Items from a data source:

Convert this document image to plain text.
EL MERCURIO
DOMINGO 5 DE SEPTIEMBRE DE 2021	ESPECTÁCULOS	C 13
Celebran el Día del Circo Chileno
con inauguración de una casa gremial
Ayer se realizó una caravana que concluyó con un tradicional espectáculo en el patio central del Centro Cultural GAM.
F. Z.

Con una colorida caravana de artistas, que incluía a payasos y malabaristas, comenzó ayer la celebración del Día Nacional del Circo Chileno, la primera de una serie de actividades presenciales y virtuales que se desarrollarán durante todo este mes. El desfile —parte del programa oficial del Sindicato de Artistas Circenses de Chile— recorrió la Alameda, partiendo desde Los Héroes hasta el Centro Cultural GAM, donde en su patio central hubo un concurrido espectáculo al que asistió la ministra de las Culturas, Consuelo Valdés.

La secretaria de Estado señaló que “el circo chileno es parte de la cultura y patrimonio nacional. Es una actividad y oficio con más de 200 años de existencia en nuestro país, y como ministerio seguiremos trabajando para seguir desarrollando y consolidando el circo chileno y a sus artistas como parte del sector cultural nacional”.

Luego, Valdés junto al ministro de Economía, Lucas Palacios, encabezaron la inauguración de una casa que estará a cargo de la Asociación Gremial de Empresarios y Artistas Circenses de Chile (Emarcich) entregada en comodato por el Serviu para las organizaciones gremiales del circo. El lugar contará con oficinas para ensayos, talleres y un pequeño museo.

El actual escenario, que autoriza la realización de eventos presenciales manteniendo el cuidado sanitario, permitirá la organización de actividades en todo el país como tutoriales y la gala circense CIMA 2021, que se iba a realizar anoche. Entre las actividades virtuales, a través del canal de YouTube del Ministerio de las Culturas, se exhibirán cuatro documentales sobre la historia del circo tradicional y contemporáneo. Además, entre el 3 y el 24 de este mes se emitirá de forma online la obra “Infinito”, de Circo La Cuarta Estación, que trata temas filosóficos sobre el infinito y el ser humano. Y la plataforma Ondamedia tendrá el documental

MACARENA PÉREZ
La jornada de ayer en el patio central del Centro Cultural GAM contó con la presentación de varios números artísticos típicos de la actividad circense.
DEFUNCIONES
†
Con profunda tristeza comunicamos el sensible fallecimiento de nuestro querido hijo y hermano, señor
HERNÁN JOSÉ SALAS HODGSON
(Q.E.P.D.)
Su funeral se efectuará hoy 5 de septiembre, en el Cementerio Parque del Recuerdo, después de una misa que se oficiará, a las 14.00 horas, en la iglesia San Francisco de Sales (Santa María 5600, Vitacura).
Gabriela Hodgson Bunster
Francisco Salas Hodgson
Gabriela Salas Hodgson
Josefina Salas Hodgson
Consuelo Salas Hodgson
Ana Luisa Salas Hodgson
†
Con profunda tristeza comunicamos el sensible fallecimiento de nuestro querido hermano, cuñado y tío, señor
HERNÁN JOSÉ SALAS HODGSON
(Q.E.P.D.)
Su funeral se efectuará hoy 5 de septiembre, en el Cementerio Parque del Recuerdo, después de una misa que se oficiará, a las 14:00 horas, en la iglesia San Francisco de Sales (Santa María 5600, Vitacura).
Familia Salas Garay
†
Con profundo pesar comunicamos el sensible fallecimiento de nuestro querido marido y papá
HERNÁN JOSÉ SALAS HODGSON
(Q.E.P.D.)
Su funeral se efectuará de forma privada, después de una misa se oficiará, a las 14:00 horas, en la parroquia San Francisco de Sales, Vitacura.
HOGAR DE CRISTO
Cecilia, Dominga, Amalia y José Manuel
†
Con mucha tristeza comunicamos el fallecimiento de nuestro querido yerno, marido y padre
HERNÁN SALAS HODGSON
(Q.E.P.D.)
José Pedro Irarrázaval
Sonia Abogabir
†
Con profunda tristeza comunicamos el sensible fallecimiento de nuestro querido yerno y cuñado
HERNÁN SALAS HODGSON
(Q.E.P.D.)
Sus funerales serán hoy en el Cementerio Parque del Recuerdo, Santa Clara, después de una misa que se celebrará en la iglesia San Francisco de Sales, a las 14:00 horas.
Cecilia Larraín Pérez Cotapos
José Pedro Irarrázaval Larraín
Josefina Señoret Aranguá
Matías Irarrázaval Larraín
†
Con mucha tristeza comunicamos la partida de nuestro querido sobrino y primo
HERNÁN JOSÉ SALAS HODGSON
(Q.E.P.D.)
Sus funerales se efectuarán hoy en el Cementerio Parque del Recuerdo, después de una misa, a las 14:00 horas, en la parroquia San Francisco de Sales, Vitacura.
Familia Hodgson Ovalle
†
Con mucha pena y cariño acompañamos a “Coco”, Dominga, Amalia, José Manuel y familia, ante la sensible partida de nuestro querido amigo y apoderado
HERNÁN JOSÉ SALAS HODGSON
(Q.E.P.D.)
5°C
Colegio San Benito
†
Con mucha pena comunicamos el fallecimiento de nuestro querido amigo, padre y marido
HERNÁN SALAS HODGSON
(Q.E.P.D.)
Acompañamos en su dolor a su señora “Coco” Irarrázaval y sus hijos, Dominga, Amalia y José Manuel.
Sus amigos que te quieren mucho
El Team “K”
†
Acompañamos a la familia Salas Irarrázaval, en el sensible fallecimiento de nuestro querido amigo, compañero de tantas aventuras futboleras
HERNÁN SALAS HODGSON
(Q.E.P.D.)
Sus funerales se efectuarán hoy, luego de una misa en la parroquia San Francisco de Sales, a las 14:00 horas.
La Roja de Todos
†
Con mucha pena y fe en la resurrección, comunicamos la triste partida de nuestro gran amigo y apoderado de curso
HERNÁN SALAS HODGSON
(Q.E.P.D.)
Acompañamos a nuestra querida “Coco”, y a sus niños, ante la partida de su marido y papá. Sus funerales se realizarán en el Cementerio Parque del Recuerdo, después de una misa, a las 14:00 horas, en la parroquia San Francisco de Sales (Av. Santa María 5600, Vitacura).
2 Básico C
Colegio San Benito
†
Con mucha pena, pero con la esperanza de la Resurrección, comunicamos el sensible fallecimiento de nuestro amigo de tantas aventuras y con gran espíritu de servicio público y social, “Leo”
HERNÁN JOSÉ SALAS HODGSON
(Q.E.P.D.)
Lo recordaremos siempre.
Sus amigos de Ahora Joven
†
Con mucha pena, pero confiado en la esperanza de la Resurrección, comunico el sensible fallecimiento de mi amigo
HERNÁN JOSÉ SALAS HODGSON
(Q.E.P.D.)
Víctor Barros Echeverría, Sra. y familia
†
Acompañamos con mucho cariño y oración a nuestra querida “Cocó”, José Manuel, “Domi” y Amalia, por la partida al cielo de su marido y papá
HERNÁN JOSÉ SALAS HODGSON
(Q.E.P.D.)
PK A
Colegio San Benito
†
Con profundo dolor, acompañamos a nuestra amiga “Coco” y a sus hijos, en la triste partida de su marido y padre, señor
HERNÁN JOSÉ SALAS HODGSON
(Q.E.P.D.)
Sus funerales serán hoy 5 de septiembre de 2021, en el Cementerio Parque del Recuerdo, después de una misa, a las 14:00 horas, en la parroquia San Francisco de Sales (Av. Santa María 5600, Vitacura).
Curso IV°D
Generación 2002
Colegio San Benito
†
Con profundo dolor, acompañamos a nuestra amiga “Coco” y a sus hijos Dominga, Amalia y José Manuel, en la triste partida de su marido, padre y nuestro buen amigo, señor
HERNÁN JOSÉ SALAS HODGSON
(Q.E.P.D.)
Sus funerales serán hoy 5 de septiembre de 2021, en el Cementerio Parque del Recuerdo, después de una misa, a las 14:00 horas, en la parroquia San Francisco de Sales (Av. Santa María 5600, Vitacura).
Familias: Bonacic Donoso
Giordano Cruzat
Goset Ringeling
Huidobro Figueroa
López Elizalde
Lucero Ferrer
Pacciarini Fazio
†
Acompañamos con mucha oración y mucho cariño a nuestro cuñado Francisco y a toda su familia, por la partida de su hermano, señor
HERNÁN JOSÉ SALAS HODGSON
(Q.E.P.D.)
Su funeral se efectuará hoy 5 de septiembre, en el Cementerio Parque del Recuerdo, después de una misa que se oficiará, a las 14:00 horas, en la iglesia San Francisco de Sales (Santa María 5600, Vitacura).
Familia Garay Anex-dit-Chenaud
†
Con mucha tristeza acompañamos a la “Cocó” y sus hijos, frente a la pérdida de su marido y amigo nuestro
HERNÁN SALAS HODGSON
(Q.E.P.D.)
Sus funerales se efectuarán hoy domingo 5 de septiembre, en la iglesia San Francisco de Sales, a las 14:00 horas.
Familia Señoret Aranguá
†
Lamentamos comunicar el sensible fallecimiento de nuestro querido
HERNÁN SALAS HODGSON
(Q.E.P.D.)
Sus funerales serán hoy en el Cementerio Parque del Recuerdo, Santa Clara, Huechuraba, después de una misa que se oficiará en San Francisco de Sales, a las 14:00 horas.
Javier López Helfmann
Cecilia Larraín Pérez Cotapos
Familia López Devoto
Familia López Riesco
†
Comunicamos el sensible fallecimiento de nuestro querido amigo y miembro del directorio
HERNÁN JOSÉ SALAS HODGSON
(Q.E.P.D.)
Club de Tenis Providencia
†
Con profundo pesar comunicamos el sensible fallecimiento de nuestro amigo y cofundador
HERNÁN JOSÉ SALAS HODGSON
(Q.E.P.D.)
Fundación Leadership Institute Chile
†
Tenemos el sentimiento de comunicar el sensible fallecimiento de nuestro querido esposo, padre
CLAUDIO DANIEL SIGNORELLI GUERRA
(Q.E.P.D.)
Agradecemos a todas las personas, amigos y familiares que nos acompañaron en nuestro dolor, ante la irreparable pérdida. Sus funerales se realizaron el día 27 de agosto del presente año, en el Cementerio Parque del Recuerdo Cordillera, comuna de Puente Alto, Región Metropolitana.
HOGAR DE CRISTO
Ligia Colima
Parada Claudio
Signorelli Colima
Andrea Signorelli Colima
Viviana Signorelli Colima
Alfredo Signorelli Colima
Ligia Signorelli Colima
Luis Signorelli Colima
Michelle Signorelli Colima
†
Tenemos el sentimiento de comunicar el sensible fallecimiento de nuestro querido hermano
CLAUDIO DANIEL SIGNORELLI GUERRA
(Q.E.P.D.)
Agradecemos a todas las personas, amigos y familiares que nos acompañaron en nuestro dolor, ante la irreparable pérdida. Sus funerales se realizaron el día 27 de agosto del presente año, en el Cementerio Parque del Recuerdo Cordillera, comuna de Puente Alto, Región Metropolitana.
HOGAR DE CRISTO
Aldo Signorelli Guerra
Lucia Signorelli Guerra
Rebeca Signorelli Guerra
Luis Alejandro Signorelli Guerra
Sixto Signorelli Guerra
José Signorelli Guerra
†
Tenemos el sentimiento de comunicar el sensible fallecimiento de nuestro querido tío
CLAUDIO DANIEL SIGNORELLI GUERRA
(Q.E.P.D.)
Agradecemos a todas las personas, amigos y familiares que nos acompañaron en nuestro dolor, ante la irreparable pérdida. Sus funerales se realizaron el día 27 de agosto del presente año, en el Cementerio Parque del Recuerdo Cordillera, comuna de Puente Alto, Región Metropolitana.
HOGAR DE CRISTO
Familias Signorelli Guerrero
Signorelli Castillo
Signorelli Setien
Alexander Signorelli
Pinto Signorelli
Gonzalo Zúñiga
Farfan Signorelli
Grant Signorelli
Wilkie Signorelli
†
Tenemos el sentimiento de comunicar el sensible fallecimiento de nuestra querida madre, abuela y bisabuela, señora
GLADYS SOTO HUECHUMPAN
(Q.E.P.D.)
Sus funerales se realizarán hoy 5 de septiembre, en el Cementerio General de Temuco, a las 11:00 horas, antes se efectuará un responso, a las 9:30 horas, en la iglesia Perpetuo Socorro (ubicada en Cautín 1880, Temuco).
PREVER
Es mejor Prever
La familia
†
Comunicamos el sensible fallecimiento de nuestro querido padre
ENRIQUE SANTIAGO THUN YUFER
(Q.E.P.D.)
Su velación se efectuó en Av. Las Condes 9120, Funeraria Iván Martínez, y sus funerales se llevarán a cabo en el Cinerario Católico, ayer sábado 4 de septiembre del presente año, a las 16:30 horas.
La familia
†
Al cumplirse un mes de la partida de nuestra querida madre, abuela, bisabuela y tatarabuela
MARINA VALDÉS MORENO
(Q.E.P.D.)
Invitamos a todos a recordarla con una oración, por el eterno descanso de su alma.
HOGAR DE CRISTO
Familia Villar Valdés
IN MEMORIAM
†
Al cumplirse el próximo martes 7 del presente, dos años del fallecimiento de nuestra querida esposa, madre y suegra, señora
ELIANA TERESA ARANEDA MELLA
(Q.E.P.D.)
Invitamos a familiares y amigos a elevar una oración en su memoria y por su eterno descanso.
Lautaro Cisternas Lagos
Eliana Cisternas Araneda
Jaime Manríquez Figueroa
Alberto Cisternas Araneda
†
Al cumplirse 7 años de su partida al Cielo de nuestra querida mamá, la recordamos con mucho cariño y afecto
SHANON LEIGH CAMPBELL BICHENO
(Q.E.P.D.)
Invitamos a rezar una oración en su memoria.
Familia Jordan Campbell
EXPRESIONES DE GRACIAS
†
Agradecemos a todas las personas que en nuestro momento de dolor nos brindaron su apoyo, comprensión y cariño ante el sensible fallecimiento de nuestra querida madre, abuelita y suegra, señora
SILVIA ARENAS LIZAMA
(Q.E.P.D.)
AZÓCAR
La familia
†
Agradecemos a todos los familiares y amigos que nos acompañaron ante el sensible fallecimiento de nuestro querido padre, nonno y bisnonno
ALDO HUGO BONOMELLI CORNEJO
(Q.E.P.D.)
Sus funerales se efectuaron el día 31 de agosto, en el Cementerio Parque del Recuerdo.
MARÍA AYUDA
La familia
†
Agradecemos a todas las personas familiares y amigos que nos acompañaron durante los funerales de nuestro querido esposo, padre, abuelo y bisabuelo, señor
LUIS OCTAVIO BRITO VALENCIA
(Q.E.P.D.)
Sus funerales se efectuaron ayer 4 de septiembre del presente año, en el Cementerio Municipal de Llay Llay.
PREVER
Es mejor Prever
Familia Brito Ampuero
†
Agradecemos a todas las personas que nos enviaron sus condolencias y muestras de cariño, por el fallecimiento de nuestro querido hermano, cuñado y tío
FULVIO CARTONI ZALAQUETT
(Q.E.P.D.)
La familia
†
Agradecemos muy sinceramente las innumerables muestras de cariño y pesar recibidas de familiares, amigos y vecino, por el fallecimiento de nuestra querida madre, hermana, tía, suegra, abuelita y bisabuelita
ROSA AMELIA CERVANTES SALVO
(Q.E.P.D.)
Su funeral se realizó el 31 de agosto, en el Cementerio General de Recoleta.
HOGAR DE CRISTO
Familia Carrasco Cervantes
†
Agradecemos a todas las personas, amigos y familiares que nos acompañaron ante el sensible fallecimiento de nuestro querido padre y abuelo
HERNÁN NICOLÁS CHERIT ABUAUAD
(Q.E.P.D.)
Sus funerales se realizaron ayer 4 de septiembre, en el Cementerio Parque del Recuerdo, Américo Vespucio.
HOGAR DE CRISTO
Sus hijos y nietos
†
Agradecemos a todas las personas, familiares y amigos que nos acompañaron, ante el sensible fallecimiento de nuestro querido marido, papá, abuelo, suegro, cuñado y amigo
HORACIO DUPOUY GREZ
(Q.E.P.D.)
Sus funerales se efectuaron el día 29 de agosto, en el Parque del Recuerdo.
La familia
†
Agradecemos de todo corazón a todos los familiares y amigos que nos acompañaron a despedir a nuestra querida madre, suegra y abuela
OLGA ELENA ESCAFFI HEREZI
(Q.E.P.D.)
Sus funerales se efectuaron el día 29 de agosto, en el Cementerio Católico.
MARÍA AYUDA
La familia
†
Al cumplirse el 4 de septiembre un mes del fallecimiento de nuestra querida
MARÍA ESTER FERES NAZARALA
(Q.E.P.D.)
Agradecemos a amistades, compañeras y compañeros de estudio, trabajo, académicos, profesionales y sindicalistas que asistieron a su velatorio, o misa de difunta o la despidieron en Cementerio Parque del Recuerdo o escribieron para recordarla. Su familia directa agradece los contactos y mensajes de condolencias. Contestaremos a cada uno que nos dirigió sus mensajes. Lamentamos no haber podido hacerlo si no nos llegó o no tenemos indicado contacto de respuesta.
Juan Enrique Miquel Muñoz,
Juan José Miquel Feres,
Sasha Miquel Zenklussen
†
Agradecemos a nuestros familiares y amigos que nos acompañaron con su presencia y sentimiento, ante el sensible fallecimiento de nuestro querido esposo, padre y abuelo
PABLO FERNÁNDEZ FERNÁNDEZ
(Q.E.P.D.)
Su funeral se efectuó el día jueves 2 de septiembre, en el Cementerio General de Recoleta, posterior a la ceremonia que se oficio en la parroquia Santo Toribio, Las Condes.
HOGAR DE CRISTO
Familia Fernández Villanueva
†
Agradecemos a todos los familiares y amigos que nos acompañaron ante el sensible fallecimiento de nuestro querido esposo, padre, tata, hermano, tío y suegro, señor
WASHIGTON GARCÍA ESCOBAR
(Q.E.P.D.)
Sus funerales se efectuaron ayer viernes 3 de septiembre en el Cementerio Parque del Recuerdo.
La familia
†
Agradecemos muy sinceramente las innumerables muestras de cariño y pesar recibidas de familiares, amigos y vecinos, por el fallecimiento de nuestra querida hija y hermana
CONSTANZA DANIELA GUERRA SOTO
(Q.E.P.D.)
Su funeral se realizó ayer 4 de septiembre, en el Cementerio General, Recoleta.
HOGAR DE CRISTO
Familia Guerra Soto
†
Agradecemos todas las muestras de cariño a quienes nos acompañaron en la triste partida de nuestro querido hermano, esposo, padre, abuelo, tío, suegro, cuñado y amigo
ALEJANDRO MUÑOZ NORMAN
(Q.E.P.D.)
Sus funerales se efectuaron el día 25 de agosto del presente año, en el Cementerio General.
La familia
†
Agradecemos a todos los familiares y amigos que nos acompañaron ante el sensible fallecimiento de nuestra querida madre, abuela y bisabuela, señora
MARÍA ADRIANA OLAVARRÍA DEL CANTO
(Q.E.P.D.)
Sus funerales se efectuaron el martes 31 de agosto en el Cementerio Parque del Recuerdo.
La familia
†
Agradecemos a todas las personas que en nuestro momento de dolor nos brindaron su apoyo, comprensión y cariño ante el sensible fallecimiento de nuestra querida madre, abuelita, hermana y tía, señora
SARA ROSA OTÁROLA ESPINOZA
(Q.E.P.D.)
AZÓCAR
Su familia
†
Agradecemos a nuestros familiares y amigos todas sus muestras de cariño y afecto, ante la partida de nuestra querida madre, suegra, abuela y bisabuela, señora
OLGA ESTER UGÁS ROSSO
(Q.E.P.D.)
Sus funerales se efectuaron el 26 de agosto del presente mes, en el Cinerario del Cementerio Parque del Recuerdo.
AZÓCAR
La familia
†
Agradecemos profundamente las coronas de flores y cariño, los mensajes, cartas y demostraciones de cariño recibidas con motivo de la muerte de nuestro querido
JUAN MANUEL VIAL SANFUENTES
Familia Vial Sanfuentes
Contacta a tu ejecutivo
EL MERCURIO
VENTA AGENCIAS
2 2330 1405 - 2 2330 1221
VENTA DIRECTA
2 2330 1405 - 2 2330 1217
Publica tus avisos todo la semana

DO THIS -> Give the number of lines in the records that contain the string "años", and nothing besides.

TASK SOLUTION -> 3